Aim of the task: Filter the entries that follow, copying every line in which the word "διατάξεις" appears.

Material provided:
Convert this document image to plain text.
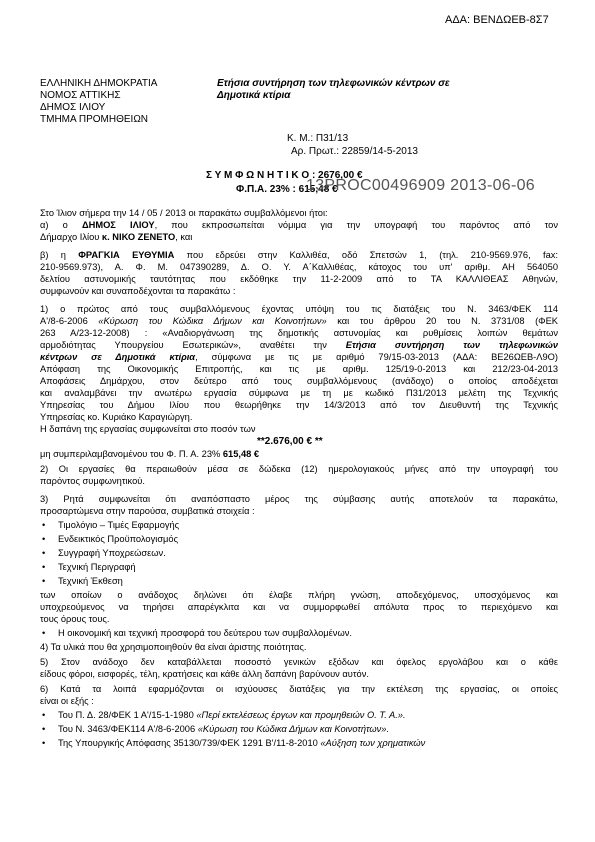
ΑΔΑ: ΒΕΝΔΩΕΒ-8Σ7
ΕΛΛΗΝΙΚΗ ΔΗΜΟΚΡΑΤΙΑ
ΝΟΜΟΣ ΑΤΤΙΚΗΣ
ΔΗΜΟΣ ΙΛΙΟΥ
ΤΜΗΜΑ ΠΡΟΜΗΘΕΙΩΝ
Ετήσια συντήρηση των τηλεφωνικών κέντρων σε
Δημοτικά κτίρια
Κ. Μ.: Π31/13
Αρ. Πρωτ.: 22859/14-5-2013
Σ Υ Μ Φ Ω Ν Η Τ Ι Κ Ο : 2676,00 €
Φ.Π.Α. 23% : 615,48 €
13PROC00496909 2013-06-06
Στο Ίλιον σήμερα την 14 / 05 / 2013 οι παρακάτω συμβαλλόμενοι ήτοι:
α) ο ΔΗΜΟΣ ΙΛΙΟΥ, που εκπροσωπείται νόμιμα για την υπογραφή του παρόντος από τον
Δήμαρχο Ιλίου κ. ΝΙΚΟ ΖΕΝΕΤΟ, και
β) η ΦΡΑΓΚΙΑ ΕΥΘΥΜΙΑ που εδρεύει στην Καλλιθέα, οδό Σπετσών 1, (τηλ. 210-9569.976, fax:
210-9569.973), Α. Φ. Μ. 047390289, Δ. Ο. Υ. Α΄Καλλιθέας, κάτοχος του υπ' αριθμ. ΑΗ 564050
δελτίου αστυνομικής ταυτότητας που εκδόθηκε την 11-2-2009 από το ΤΑ ΚΑΛΛΙΘΕΑΣ Αθηνών,
συμφωνούν και συναποδέχονται τα παρακάτω :
1) ο πρώτος από τους συμβαλλόμενους έχοντας υπόψη του τις διατάξεις του Ν. 3463/ΦΕΚ 114
Α'/8-6-2006 «Κύρωση του Κώδικα Δήμων και Κοινοτήτων» και του άρθρου 20 του Ν. 3731/08 (ΦΕΚ
263 Α/23-12-2008) : «Αναδιοργάνωση της δημοτικής αστυνομίας και ρυθμίσεις λοιπών θεμάτων
αρμοδιότητας Υπουργείου Εσωτερικών», αναθέτει την Ετήσια συντήρηση των τηλεφωνικών
κέντρων σε Δημοτικά κτίρια, σύμφωνα με τις με αριθμό 79/15-03-2013 (ΑΔΑ: ΒΕ26ΩΕΒ-Λ9Ο)
Απόφαση της Οικονομικής Επιτροπής, και τις με αριθμ. 125/19-0-2013 και 212/23-04-2013
Αποφάσεις Δημάρχου, στον δεύτερο από τους συμβαλλόμενους (ανάδοχο) ο οποίος αποδέχεται
και αναλαμβάνει την ανωτέρω εργασία σύμφωνα με τη με κωδικό Π31/2013 μελέτη της Τεχνικής
Υπηρεσίας του Δήμου Ιλίου που θεωρήθηκε την 14/3/2013 από τον Διευθυντή της Τεχνικής
Υπηρεσίας κο. Κυριάκο Καραγιώργη.
Η δαπάνη της εργασίας συμφωνείται στο ποσόν των
**2.676,00 € **
μη συμπεριλαμβανομένου του Φ. Π. Α. 23% 615,48 €
2) Οι εργασίες θα περαιωθούν μέσα σε δώδεκα (12) ημερολογιακούς μήνες από την υπογραφή του
παρόντος συμφωνητικού.
3) Ρητά συμφωνείται ότι αναπόσπαστο μέρος της σύμβασης αυτής αποτελούν τα παρακάτω,
προσαρτώμενα στην παρούσα, συμβατικά στοιχεία :
• Τιμολόγιο – Τιμές Εφαρμογής
• Ενδεικτικός Προϋπολογισμός
• Συγγραφή Υποχρεώσεων.
• Τεχνική Περιγραφή
• Τεχνική Έκθεση
των οποίων ο ανάδοχος δηλώνει ότι έλαβε πλήρη γνώση, αποδεχόμενος, υποσχόμενος και
υποχρεούμενος να τηρήσει απαρέγκλιτα και να συμμορφωθεί απόλυτα προς το περιεχόμενο και
τους όρους τους.
• Η οικονομική και τεχνική προσφορά του δεύτερου των συμβαλλομένων.
4) Τα υλικά που θα χρησιμοποιηθούν θα είναι άριστης ποιότητας.
5) Στον ανάδοχο δεν καταβάλλεται ποσοστό γενικών εξόδων και όφελος εργολάβου και ο κάθε
είδους φόροι, εισφορές, τέλη, κρατήσεις και κάθε άλλη δαπάνη βαρύνουν αυτόν.
6) Κατά τα λοιπά εφαρμόζονται οι ισχύουσες διατάξεις για την εκτέλεση της εργασίας, οι οποίες
είναι οι εξής :
• Του Π. Δ. 28/ΦΕΚ 1 Α'/15-1-1980 «Περί εκτελέσεως έργων και προμηθειών Ο. Τ. Α.».
• Του Ν. 3463/ΦΕΚ114 Α'/8-6-2006 «Κύρωση του Κώδικα Δήμων και Κοινοτήτων».
• Της Υπουργικής Απόφασης 35130/739/ΦΕΚ 1291 Β'/11-8-2010 «Αύξηση των χρηματικών
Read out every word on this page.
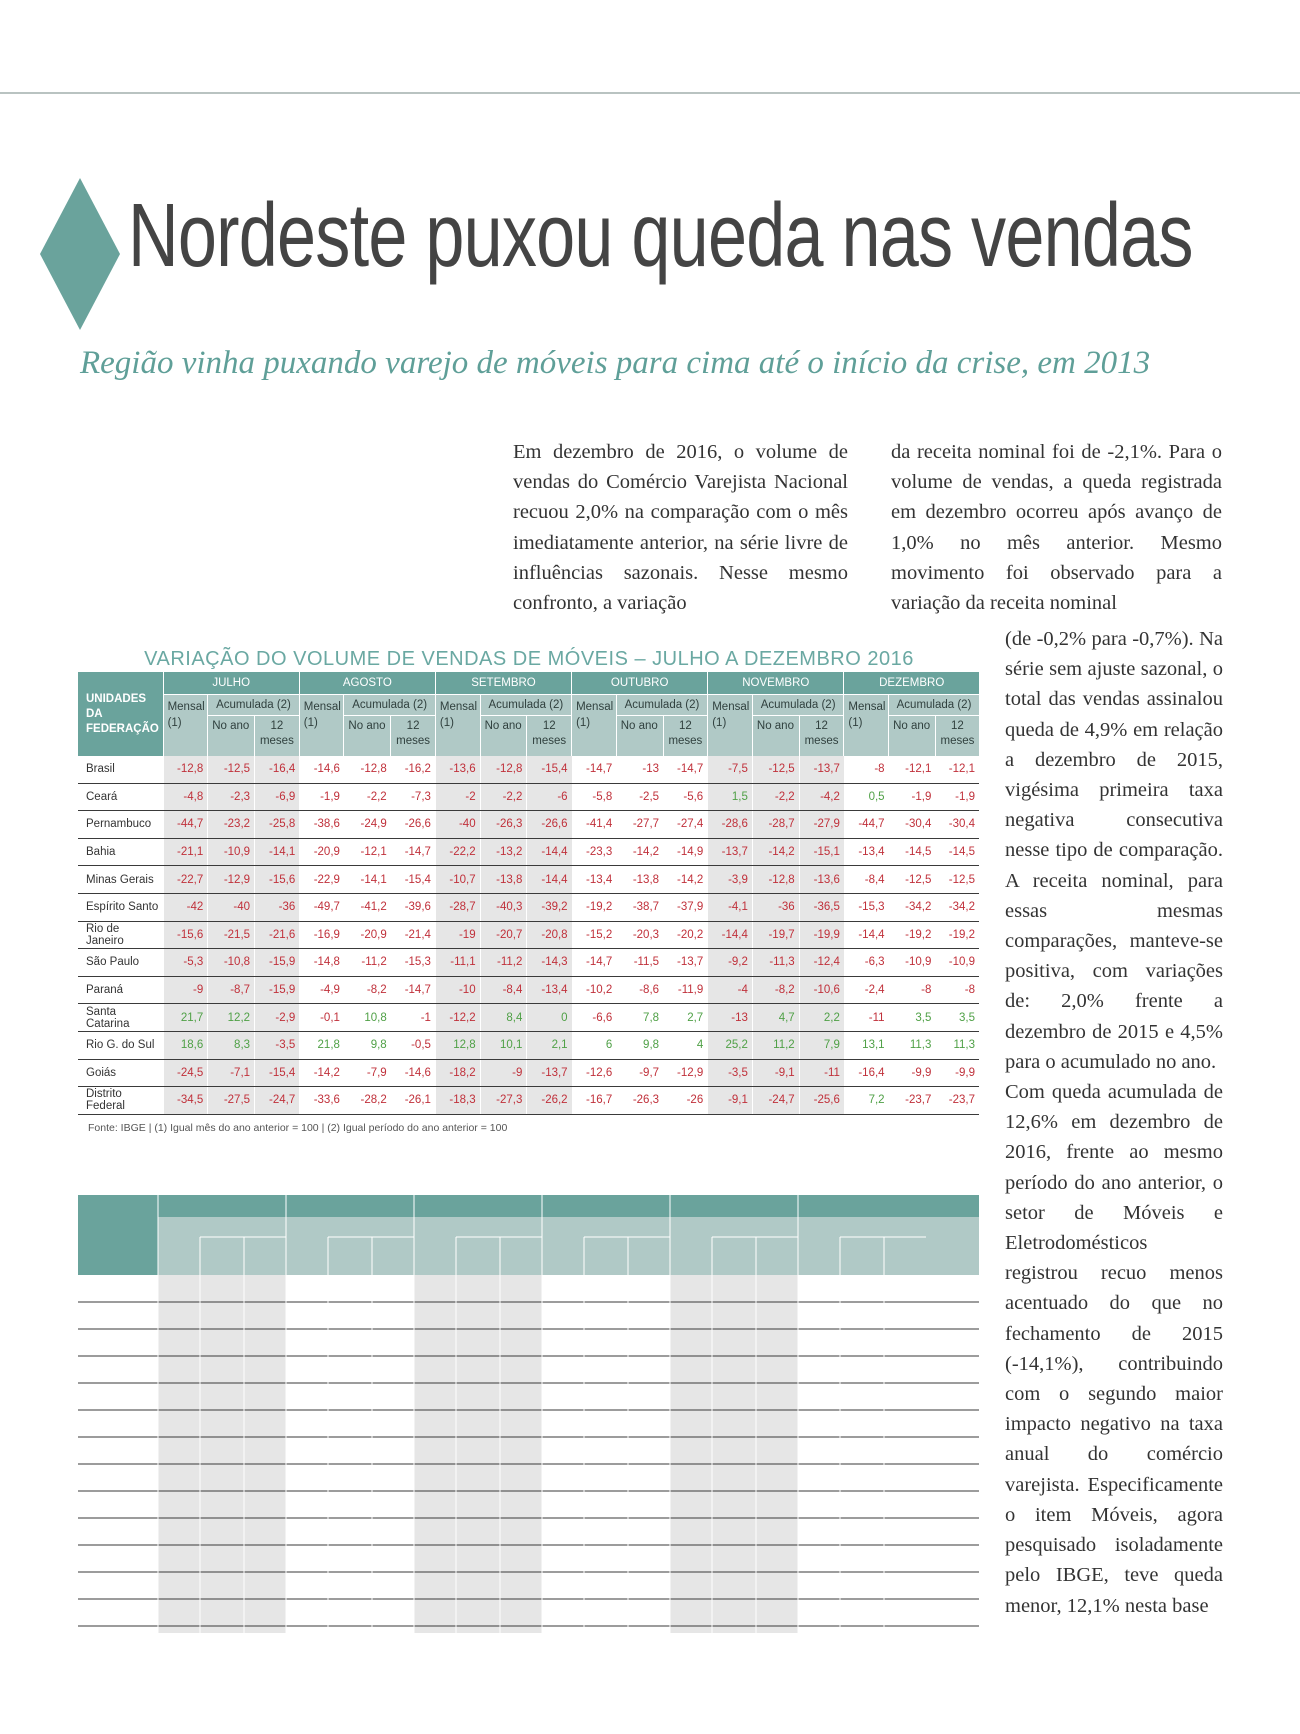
Nordeste puxou queda nas vendas
Região vinha puxando varejo de móveis para cima até o início da crise, em 2013

Em dezembro de 2016, o volume de vendas do Comércio Varejista Nacional recuou 2,0% na comparação com o mês imediatamente anterior, na série livre de influências sazonais. Nesse mesmo confronto, a variação

da receita nominal foi de -2,1%. Para o volume de vendas, a queda registrada em dezembro ocorreu após avanço de 1,0% no mês anterior. Mesmo movimento foi observado para a variação da receita nominal

(de -0,2% para -0,7%). Na série sem ajuste sazonal, o total das vendas assinalou queda de 4,9% em relação a dezembro de 2015, vigésima primeira taxa negativa consecutiva nesse tipo de comparação. A receita nominal, para essas mesmas comparações, manteve-se positiva, com variações de: 2,0% frente a dezembro de 2015 e 4,5% para o acumulado no ano.

Com queda acumulada de 12,6% em dezembro de 2016, frente ao mesmo período do ano anterior, o setor de Móveis e Eletrodomésticos registrou recuo menos acentuado do que no fechamento de 2015 (-14,1%), contribuindo com o segundo maior impacto negativo na taxa anual do comércio varejista. Especificamente o item Móveis, agora pesquisado isoladamente pelo IBGE, teve queda menor, 12,1% nesta base

VARIAÇÃO DO VOLUME DE VENDAS DE MÓVEIS – JULHO A DEZEMBRO 2016
UNIDADES DA FEDERAÇÃO	JULHO			AGOSTO			SETEMBRO			OUTUBRO			NOVEMBRO			DEZEMBRO		
	Mensal (1)	Acumulada (2)		Mensal (1)	Acumulada (2)		Mensal (1)	Acumulada (2)		Mensal (1)	Acumulada (2)		Mensal (1)	Acumulada (2)		Mensal (1)	Acumulada (2)	
		No ano	12 meses		No ano	12 meses		No ano	12 meses		No ano	12 meses		No ano	12 meses		No ano	12 meses
Brasil	-12,8	-12,5	-16,4	-14,6	-12,8	-16,2	-13,6	-12,8	-15,4	-14,7	-13	-14,7	-7,5	-12,5	-13,7	-8	-12,1	-12,1
Ceará	-4,8	-2,3	-6,9	-1,9	-2,2	-7,3	-2	-2,2	-6	-5,8	-2,5	-5,6	1,5	-2,2	-4,2	0,5	-1,9	-1,9
Pernambuco	-44,7	-23,2	-25,8	-38,6	-24,9	-26,6	-40	-26,3	-26,6	-41,4	-27,7	-27,4	-28,6	-28,7	-27,9	-44,7	-30,4	-30,4
Bahia	-21,1	-10,9	-14,1	-20,9	-12,1	-14,7	-22,2	-13,2	-14,4	-23,3	-14,2	-14,9	-13,7	-14,2	-15,1	-13,4	-14,5	-14,5
Minas Gerais	-22,7	-12,9	-15,6	-22,9	-14,1	-15,4	-10,7	-13,8	-14,4	-13,4	-13,8	-14,2	-3,9	-12,8	-13,6	-8,4	-12,5	-12,5
Espírito Santo	-42	-40	-36	-49,7	-41,2	-39,6	-28,7	-40,3	-39,2	-19,2	-38,7	-37,9	-4,1	-36	-36,5	-15,3	-34,2	-34,2
Rio de Janeiro	-15,6	-21,5	-21,6	-16,9	-20,9	-21,4	-19	-20,7	-20,8	-15,2	-20,3	-20,2	-14,4	-19,7	-19,9	-14,4	-19,2	-19,2
São Paulo	-5,3	-10,8	-15,9	-14,8	-11,2	-15,3	-11,1	-11,2	-14,3	-14,7	-11,5	-13,7	-9,2	-11,3	-12,4	-6,3	-10,9	-10,9
Paraná	-9	-8,7	-15,9	-4,9	-8,2	-14,7	-10	-8,4	-13,4	-10,2	-8,6	-11,9	-4	-8,2	-10,6	-2,4	-8	-8
Santa Catarina	21,7	12,2	-2,9	-0,1	10,8	-1	-12,2	8,4	0	-6,6	7,8	2,7	-13	4,7	2,2	-11	3,5	3,5
Rio G. do Sul	18,6	8,3	-3,5	21,8	9,8	-0,5	12,8	10,1	2,1	6	9,8	4	25,2	11,2	7,9	13,1	11,3	11,3
Goiás	-24,5	-7,1	-15,4	-14,2	-7,9	-14,6	-18,2	-9	-13,7	-12,6	-9,7	-12,9	-3,5	-9,1	-11	-16,4	-9,9	-9,9
Distrito Federal	-34,5	-27,5	-24,7	-33,6	-28,2	-26,1	-18,3	-27,3	-26,2	-16,7	-26,3	-26	-9,1	-24,7	-25,6	7,2	-23,7	-23,7
Fonte: IBGE | (1) Igual mês do ano anterior = 100 | (2) Igual período do ano anterior = 100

Task response:
1) ο πρώτος από τους συμβαλλόμενους έχοντας υπόψη του τις διατάξεις του Ν. 3463/ΦΕΚ 114
6) Κατά τα λοιπά εφαρμόζονται οι ισχύουσες διατάξεις για την εκτέλεση της εργασίας, οι οποίες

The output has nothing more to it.